### PROBLEM STATEMENT
Pull out every line with the word "dilution" from the entries below.

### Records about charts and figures
^^^^

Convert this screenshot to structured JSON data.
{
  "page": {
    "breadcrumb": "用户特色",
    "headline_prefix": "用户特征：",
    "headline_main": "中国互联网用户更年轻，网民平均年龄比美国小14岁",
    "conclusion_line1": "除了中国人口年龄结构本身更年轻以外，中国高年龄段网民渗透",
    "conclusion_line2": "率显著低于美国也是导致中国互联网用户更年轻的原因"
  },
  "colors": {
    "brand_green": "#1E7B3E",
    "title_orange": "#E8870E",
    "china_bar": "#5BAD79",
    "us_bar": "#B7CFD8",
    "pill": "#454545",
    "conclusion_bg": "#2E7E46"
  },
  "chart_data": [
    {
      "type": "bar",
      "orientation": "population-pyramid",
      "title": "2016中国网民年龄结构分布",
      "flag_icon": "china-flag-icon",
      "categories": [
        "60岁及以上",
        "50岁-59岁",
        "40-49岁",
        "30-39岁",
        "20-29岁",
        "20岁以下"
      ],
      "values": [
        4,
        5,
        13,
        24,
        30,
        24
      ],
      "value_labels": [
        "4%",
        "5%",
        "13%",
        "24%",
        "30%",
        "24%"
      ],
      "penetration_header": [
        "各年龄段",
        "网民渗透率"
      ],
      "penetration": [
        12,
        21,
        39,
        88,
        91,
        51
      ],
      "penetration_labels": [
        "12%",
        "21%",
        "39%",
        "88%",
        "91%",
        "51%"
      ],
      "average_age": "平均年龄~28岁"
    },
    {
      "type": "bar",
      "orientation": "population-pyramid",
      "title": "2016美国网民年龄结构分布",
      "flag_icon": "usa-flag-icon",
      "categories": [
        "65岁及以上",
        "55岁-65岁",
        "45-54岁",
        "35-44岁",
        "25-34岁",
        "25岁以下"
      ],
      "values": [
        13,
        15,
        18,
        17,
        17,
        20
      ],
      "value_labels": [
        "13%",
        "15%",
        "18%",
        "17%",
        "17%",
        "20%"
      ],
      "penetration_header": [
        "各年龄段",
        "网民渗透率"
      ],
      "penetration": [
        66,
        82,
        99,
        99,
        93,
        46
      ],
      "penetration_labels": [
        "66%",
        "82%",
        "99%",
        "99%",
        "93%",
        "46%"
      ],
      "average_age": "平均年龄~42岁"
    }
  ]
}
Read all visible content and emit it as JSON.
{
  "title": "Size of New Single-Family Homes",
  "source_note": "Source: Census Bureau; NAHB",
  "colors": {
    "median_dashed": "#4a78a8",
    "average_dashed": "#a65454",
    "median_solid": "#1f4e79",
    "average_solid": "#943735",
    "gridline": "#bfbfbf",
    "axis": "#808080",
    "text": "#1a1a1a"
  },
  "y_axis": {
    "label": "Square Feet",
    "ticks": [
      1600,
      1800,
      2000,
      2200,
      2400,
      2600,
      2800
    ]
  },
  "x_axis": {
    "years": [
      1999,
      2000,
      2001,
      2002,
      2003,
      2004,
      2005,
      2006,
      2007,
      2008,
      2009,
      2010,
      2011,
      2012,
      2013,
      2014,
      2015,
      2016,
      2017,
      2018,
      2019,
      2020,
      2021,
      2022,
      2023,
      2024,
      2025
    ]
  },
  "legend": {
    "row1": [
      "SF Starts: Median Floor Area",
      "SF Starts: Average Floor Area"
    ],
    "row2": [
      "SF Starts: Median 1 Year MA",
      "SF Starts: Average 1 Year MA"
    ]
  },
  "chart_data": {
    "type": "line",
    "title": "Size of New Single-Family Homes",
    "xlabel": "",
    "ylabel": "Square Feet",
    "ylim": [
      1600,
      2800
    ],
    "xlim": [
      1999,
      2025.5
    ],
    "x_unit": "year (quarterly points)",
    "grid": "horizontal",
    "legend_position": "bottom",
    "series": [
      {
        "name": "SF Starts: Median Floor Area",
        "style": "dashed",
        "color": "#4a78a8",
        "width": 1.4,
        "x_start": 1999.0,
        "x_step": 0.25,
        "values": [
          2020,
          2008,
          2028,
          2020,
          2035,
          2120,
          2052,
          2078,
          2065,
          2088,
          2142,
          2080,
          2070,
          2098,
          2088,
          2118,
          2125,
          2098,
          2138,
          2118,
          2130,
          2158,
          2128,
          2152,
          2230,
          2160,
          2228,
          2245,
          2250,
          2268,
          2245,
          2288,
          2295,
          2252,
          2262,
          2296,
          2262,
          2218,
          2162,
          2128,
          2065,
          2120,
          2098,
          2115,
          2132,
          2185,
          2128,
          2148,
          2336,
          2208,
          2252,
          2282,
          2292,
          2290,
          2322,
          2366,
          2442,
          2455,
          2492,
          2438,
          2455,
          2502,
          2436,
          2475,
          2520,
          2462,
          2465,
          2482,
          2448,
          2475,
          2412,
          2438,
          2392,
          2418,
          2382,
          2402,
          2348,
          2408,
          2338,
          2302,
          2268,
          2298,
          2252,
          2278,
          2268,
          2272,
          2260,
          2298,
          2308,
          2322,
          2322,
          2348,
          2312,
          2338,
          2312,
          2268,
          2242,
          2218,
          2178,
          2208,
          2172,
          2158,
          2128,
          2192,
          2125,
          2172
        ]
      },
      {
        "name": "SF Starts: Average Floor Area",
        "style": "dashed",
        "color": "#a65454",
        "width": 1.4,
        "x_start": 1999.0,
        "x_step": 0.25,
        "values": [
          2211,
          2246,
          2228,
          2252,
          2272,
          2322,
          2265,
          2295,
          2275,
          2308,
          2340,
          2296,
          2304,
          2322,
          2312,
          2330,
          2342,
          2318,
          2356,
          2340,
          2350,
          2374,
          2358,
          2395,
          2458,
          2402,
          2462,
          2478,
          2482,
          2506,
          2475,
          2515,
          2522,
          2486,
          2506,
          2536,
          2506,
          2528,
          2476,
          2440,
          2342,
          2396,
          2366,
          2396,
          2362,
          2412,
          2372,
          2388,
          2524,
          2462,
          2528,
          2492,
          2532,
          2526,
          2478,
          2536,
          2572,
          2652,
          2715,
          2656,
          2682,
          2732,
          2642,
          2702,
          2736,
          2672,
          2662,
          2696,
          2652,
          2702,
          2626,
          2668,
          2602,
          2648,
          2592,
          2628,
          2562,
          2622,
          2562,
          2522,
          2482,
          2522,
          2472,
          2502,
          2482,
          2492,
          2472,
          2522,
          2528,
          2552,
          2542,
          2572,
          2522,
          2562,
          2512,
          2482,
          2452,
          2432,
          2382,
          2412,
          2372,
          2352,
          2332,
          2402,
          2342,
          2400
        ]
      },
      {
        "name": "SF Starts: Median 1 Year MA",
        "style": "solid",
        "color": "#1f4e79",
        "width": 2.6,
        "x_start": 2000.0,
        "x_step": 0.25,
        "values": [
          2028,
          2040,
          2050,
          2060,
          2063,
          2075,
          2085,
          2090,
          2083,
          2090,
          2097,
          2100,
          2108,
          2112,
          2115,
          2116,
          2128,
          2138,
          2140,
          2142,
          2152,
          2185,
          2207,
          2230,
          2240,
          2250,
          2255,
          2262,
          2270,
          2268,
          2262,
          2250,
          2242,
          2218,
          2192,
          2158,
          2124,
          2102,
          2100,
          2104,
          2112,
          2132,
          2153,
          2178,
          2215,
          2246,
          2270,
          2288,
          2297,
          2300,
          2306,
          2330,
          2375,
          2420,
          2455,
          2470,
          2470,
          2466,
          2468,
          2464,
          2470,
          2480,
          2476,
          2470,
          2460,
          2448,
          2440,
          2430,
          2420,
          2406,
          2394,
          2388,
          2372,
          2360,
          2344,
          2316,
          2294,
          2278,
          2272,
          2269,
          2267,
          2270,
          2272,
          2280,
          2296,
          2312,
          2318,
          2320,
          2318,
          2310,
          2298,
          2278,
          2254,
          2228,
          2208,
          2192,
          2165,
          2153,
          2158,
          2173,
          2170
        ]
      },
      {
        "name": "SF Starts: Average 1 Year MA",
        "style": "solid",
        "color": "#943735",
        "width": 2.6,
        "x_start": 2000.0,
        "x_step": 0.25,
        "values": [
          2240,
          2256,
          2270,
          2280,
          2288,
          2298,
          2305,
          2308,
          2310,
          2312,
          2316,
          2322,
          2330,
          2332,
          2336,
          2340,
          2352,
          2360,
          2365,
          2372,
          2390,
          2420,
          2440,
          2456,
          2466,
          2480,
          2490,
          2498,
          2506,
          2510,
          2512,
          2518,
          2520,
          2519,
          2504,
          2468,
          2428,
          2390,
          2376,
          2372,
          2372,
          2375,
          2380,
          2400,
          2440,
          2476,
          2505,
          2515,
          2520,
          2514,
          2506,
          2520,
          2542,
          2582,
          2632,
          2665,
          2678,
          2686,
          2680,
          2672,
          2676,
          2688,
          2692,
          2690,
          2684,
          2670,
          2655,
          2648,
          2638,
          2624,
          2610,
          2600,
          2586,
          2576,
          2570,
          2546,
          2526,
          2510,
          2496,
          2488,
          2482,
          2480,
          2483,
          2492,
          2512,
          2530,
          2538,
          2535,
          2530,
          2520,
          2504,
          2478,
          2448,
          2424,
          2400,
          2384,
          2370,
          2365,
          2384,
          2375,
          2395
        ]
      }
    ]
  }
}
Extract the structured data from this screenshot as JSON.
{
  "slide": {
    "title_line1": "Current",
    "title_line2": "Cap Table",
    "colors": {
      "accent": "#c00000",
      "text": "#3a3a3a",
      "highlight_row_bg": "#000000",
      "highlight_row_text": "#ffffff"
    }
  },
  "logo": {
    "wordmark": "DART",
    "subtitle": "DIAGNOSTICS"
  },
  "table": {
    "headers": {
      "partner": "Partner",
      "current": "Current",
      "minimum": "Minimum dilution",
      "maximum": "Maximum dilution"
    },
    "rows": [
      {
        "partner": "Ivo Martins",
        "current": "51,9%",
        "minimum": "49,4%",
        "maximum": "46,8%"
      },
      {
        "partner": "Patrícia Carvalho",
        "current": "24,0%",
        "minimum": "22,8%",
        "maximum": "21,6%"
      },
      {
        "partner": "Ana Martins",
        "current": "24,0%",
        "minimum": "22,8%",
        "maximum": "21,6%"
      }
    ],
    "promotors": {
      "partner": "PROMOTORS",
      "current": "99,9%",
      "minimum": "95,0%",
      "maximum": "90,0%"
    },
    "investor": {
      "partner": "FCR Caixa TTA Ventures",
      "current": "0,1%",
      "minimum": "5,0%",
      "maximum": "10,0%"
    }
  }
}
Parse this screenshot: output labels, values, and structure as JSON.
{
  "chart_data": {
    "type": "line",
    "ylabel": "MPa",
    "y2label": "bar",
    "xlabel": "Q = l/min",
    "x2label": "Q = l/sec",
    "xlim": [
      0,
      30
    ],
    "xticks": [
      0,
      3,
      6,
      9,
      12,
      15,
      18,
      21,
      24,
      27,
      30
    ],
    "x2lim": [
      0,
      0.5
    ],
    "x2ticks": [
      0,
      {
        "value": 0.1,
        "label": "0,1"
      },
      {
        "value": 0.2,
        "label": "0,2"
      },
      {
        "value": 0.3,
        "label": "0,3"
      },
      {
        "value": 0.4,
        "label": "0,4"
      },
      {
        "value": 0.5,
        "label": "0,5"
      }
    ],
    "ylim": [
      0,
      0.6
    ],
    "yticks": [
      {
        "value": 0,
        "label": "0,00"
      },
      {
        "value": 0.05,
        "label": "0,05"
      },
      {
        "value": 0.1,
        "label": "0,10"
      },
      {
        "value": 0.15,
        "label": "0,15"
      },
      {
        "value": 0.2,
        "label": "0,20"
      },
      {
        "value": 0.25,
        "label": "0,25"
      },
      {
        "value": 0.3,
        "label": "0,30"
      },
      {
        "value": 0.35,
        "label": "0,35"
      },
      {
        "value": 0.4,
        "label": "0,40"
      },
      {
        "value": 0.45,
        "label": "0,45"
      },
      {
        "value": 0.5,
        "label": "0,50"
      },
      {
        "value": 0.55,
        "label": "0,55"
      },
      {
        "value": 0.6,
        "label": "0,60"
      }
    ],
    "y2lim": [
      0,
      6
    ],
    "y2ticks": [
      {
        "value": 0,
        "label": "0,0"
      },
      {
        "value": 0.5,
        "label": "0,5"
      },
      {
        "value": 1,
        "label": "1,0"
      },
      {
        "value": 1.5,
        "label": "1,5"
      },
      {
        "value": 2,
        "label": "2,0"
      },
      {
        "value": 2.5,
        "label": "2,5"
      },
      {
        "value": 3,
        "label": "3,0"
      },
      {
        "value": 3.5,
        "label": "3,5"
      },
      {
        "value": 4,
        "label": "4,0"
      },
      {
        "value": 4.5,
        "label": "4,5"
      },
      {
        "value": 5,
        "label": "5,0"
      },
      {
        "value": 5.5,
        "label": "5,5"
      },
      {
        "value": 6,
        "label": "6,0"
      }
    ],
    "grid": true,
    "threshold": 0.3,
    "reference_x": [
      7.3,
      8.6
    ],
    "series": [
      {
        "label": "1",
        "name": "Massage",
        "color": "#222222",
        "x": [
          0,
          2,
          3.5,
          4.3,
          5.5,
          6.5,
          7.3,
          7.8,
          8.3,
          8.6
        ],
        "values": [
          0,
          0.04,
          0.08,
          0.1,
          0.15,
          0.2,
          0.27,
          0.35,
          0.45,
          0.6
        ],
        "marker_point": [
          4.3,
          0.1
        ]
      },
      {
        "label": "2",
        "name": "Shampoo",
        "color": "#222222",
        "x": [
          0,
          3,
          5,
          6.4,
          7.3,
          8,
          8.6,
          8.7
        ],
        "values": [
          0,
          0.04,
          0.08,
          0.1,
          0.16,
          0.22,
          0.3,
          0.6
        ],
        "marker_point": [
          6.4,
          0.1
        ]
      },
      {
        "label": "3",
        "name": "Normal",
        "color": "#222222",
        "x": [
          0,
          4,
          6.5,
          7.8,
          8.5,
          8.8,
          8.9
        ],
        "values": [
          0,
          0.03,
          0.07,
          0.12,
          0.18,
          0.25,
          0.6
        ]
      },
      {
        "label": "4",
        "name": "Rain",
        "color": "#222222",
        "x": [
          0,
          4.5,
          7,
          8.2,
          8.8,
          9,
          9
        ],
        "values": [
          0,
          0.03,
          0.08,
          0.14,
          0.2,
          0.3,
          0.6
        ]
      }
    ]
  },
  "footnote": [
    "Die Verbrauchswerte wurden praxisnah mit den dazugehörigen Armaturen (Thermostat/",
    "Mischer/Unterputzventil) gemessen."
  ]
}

^^^^

### PROBLEM SOLUTION
      "minimum": "Minimum dilution",
      "maximum": "Maximum dilution"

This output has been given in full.